» THE INPUT
* BEGIN *

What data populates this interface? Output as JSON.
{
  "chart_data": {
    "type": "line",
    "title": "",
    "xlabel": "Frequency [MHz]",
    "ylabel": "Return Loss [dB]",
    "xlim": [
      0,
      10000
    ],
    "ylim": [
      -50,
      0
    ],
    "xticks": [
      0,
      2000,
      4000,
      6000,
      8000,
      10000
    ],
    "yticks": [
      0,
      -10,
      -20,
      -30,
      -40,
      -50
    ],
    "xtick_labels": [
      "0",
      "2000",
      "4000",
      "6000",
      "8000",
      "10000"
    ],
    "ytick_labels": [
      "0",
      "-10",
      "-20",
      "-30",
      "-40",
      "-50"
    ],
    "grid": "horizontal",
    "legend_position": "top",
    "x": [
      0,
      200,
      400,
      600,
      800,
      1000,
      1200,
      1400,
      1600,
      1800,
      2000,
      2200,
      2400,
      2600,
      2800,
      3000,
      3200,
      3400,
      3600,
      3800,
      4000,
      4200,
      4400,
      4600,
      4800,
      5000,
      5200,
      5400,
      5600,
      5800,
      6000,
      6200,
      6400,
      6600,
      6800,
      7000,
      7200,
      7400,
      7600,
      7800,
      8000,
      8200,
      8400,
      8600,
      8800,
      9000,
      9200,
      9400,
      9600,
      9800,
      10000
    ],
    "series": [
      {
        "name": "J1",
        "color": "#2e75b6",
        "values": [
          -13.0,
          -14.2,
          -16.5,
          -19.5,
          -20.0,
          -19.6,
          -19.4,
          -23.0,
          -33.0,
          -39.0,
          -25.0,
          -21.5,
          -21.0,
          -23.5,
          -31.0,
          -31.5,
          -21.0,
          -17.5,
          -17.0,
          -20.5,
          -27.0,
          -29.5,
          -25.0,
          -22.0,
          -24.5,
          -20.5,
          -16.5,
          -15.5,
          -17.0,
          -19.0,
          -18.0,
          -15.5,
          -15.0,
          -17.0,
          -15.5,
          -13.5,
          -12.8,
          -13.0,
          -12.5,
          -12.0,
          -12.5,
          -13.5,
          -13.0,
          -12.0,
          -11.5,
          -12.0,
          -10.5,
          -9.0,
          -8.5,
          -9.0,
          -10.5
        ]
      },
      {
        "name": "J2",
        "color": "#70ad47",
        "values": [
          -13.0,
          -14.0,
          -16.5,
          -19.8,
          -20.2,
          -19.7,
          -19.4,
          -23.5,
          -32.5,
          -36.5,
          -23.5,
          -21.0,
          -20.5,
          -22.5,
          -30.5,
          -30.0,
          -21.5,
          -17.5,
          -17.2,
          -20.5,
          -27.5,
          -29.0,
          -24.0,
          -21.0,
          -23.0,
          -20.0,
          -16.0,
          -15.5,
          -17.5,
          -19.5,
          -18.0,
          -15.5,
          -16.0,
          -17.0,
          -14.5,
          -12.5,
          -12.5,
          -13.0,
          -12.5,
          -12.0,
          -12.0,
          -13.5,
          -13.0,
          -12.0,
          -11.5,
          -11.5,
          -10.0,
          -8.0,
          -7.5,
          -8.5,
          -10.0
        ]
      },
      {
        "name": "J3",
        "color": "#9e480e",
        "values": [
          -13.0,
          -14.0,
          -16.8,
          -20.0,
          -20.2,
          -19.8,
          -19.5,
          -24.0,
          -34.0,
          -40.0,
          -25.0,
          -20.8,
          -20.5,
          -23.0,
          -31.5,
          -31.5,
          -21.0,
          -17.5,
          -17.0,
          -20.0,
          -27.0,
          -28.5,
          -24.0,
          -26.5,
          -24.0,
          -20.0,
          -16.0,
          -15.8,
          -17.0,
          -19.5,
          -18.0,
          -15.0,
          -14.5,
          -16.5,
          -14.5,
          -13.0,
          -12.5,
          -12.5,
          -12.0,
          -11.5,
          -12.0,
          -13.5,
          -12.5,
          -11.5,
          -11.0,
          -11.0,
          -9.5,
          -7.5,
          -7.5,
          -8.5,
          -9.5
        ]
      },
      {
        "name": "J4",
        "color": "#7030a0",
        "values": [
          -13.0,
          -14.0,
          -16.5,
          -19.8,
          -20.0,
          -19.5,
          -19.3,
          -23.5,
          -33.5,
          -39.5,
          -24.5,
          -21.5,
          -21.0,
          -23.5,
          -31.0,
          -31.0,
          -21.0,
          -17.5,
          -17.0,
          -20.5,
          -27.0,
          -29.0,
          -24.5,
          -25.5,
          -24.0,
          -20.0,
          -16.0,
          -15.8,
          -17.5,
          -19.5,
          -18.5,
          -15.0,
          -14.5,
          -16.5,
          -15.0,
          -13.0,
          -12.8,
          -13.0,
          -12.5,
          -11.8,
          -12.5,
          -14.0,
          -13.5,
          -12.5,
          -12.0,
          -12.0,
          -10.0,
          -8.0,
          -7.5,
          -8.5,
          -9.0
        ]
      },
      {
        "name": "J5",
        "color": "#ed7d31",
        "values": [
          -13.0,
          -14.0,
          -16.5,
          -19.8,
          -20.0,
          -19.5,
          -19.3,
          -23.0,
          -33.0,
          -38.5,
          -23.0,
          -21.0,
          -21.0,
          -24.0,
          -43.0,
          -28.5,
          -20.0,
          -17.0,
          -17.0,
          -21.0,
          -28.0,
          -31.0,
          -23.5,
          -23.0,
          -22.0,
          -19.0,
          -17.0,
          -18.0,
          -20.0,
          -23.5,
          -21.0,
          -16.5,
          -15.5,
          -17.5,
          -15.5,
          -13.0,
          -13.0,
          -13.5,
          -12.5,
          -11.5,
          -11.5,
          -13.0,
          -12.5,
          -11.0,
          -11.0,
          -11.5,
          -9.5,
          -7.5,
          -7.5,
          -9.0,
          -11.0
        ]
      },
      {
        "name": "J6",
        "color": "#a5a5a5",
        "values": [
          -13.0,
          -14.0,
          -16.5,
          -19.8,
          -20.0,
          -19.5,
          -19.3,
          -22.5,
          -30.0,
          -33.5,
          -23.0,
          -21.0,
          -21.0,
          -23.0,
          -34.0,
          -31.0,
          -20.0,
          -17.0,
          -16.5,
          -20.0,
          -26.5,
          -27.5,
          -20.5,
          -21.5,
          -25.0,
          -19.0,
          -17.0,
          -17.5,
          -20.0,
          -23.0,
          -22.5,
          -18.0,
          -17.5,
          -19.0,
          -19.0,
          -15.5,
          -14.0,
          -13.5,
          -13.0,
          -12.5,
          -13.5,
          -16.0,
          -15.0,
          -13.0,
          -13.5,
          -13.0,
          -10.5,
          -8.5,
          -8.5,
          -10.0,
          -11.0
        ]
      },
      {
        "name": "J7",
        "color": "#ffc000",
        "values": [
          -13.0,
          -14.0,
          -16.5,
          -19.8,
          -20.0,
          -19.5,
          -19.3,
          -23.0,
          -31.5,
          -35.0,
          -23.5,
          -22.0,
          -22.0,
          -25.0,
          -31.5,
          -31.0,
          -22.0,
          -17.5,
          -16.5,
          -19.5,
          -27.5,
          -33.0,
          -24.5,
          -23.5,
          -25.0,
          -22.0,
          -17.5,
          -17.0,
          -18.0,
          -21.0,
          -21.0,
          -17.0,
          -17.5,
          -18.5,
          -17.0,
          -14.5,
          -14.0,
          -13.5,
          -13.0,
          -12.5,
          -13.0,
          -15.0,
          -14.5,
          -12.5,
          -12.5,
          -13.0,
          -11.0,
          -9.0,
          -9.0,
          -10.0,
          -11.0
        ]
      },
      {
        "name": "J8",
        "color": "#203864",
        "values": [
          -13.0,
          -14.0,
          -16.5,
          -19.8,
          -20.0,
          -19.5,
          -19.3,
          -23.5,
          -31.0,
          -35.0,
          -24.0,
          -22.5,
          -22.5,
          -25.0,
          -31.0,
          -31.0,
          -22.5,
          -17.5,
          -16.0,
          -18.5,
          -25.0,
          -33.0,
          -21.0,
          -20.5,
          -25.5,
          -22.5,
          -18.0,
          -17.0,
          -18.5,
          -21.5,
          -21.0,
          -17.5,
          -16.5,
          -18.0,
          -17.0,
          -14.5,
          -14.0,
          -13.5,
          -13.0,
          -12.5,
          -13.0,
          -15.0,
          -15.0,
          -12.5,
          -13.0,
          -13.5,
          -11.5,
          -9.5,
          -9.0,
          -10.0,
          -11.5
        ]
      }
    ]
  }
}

* END *

» STATED TASK
From the entries above, copy every line containing the word "color".

» RESPONSE TO THE EXERCISE
        "color": "#2e75b6",
        "color": "#70ad47",
        "color": "#9e480e",
        "color": "#7030a0",
        "color": "#ed7d31",
        "color": "#a5a5a5",
        "color": "#ffc000",
        "color": "#203864",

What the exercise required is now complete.